[Task details] The listing below is to be output in its exact form.

** BEGIN **

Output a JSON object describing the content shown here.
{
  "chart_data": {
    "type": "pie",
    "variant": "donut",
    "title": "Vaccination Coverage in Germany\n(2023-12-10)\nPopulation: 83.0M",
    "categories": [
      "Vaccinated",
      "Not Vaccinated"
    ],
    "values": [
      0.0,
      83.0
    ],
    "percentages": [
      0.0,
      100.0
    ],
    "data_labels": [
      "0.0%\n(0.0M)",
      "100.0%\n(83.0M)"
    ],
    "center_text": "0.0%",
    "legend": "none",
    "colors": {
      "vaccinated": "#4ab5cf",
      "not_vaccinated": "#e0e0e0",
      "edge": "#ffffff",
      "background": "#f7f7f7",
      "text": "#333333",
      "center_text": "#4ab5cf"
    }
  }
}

** END **

[Expected answer]
Output a JSON object describing the content shown here.
{
  "chart_data": {
    "type": "pie",
    "variant": "donut",
    "title": "Vaccination Coverage in Germany\n(2023-12-10)\nPopulation: 83.0M",
    "categories": [
      "Vaccinated",
      "Not Vaccinated"
    ],
    "values": [
      0.0,
      83.0
    ],
    "percentages": [
      0.0,
      100.0
    ],
    "data_labels": [
      "0.0%\n(0.0M)",
      "100.0%\n(83.0M)"
    ],
    "center_text": "0.0%",
    "legend": "none",
    "colors": {
      "vaccinated": "#4ab5cf",
      "not_vaccinated": "#e0e0e0",
      "edge": "#ffffff",
      "background": "#f7f7f7",
      "text": "#333333",
      "center_text": "#4ab5cf"
    }
  }
}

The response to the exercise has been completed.